### Description of the task
Go through the listing and set it down exactly, leaving out its pictures.

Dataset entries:

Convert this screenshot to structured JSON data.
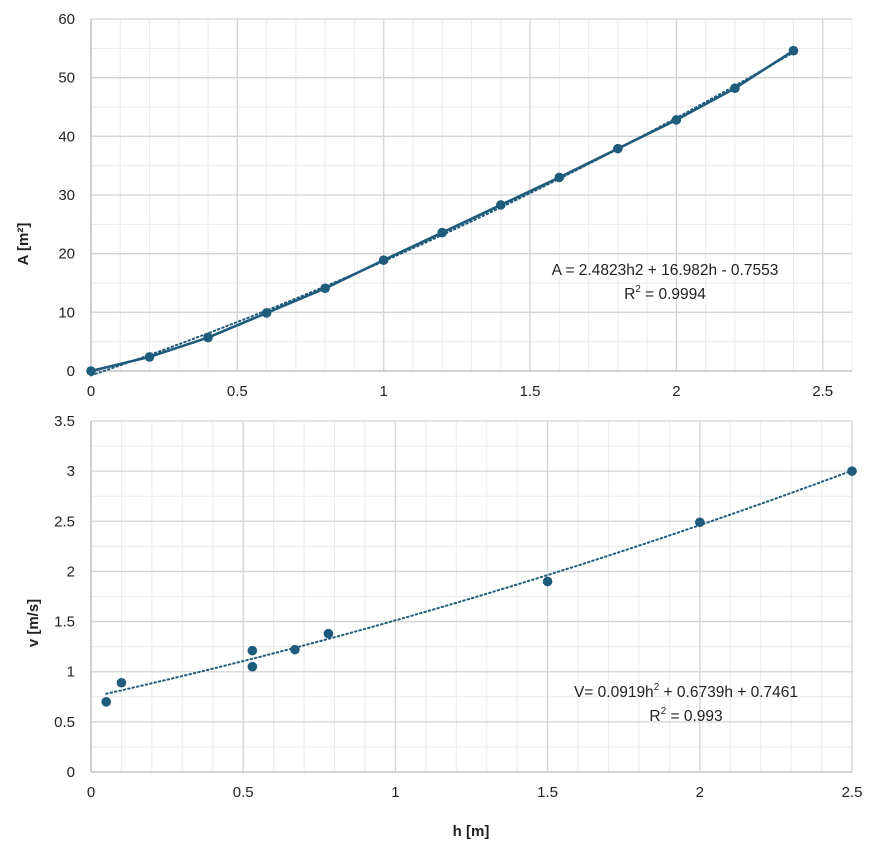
{
  "colors": {
    "series": "#1f5b7a",
    "major_grid": "#d4d4d4",
    "minor_grid": "#ececec",
    "axis": "#bfbfbf"
  },
  "chart_data": [
    {
      "type": "line",
      "xlabel": "",
      "ylabel": "A [m²]",
      "xlim": [
        0,
        2.6
      ],
      "ylim": [
        0,
        60
      ],
      "xticks": [
        0,
        0.5,
        1,
        1.5,
        2,
        2.5
      ],
      "xtick_labels": [
        "0",
        "0.5",
        "1",
        "1.5",
        "2",
        "2.5"
      ],
      "yticks": [
        0,
        10,
        20,
        30,
        40,
        50,
        60
      ],
      "ytick_labels": [
        "0",
        "10",
        "20",
        "30",
        "40",
        "50",
        "60"
      ],
      "grid": true,
      "series": [
        {
          "x": [
            0,
            0.2,
            0.4,
            0.6,
            0.8,
            1.0,
            1.2,
            1.4,
            1.6,
            1.8,
            2.0,
            2.2,
            2.4
          ],
          "y": [
            0,
            2.4,
            5.7,
            9.9,
            14.1,
            18.9,
            23.6,
            28.3,
            33.0,
            37.9,
            42.8,
            48.2,
            54.6
          ],
          "markers": true,
          "line": "solid"
        }
      ],
      "trendline": {
        "type": "polynomial",
        "coefficients": [
          2.4823,
          16.982,
          -0.7553
        ],
        "style": "dotted",
        "r2": 0.9994
      },
      "equation_text": {
        "prefix": "A = 2.4823h2 + 16.982h - 0.7553",
        "r2_base": "R",
        "r2_sup": "2",
        "r2_rest": " = 0.9994"
      }
    },
    {
      "type": "scatter",
      "xlabel": "h [m]",
      "ylabel": "v [m/s]",
      "xlim": [
        0,
        2.5
      ],
      "ylim": [
        0,
        3.5
      ],
      "xticks": [
        0,
        0.5,
        1,
        1.5,
        2,
        2.5
      ],
      "xtick_labels": [
        "0",
        "0.5",
        "1",
        "1.5",
        "2",
        "2.5"
      ],
      "yticks": [
        0,
        0.5,
        1,
        1.5,
        2,
        2.5,
        3,
        3.5
      ],
      "ytick_labels": [
        "0",
        "0.5",
        "1",
        "1.5",
        "2",
        "2.5",
        "3",
        "3.5"
      ],
      "grid": true,
      "series": [
        {
          "x": [
            0.05,
            0.1,
            0.53,
            0.53,
            0.67,
            0.78,
            1.5,
            2.0,
            2.5
          ],
          "y": [
            0.7,
            0.89,
            1.05,
            1.21,
            1.22,
            1.38,
            1.9,
            2.49,
            3.0
          ],
          "markers": true,
          "line": "none"
        }
      ],
      "trendline": {
        "type": "polynomial",
        "coefficients": [
          0.0919,
          0.6739,
          0.7461
        ],
        "style": "dotted",
        "x_range": [
          0.05,
          2.5
        ],
        "r2": 0.993
      },
      "equation_text": {
        "line1_a": "V= 0.0919h",
        "line1_sup": "2",
        "line1_b": " + 0.6739h + 0.7461",
        "r2_base": "R",
        "r2_sup": "2",
        "r2_rest": " = 0.993"
      }
    }
  ]
}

### Answer in full
Convert this screenshot to structured JSON data.
{
  "colors": {
    "series": "#1f5b7a",
    "major_grid": "#d4d4d4",
    "minor_grid": "#ececec",
    "axis": "#bfbfbf"
  },
  "chart_data": [
    {
      "type": "line",
      "xlabel": "",
      "ylabel": "A [m²]",
      "xlim": [
        0,
        2.6
      ],
      "ylim": [
        0,
        60
      ],
      "xticks": [
        0,
        0.5,
        1,
        1.5,
        2,
        2.5
      ],
      "xtick_labels": [
        "0",
        "0.5",
        "1",
        "1.5",
        "2",
        "2.5"
      ],
      "yticks": [
        0,
        10,
        20,
        30,
        40,
        50,
        60
      ],
      "ytick_labels": [
        "0",
        "10",
        "20",
        "30",
        "40",
        "50",
        "60"
      ],
      "grid": true,
      "series": [
        {
          "x": [
            0,
            0.2,
            0.4,
            0.6,
            0.8,
            1.0,
            1.2,
            1.4,
            1.6,
            1.8,
            2.0,
            2.2,
            2.4
          ],
          "y": [
            0,
            2.4,
            5.7,
            9.9,
            14.1,
            18.9,
            23.6,
            28.3,
            33.0,
            37.9,
            42.8,
            48.2,
            54.6
          ],
          "markers": true,
          "line": "solid"
        }
      ],
      "trendline": {
        "type": "polynomial",
        "coefficients": [
          2.4823,
          16.982,
          -0.7553
        ],
        "style": "dotted",
        "r2": 0.9994
      },
      "equation_text": {
        "prefix": "A = 2.4823h2 + 16.982h - 0.7553",
        "r2_base": "R",
        "r2_sup": "2",
        "r2_rest": " = 0.9994"
      }
    },
    {
      "type": "scatter",
      "xlabel": "h [m]",
      "ylabel": "v [m/s]",
      "xlim": [
        0,
        2.5
      ],
      "ylim": [
        0,
        3.5
      ],
      "xticks": [
        0,
        0.5,
        1,
        1.5,
        2,
        2.5
      ],
      "xtick_labels": [
        "0",
        "0.5",
        "1",
        "1.5",
        "2",
        "2.5"
      ],
      "yticks": [
        0,
        0.5,
        1,
        1.5,
        2,
        2.5,
        3,
        3.5
      ],
      "ytick_labels": [
        "0",
        "0.5",
        "1",
        "1.5",
        "2",
        "2.5",
        "3",
        "3.5"
      ],
      "grid": true,
      "series": [
        {
          "x": [
            0.05,
            0.1,
            0.53,
            0.53,
            0.67,
            0.78,
            1.5,
            2.0,
            2.5
          ],
          "y": [
            0.7,
            0.89,
            1.05,
            1.21,
            1.22,
            1.38,
            1.9,
            2.49,
            3.0
          ],
          "markers": true,
          "line": "none"
        }
      ],
      "trendline": {
        "type": "polynomial",
        "coefficients": [
          0.0919,
          0.6739,
          0.7461
        ],
        "style": "dotted",
        "x_range": [
          0.05,
          2.5
        ],
        "r2": 0.993
      },
      "equation_text": {
        "line1_a": "V= 0.0919h",
        "line1_sup": "2",
        "line1_b": " + 0.6739h + 0.7461",
        "r2_base": "R",
        "r2_sup": "2",
        "r2_rest": " = 0.993"
      }
    }
  ]
}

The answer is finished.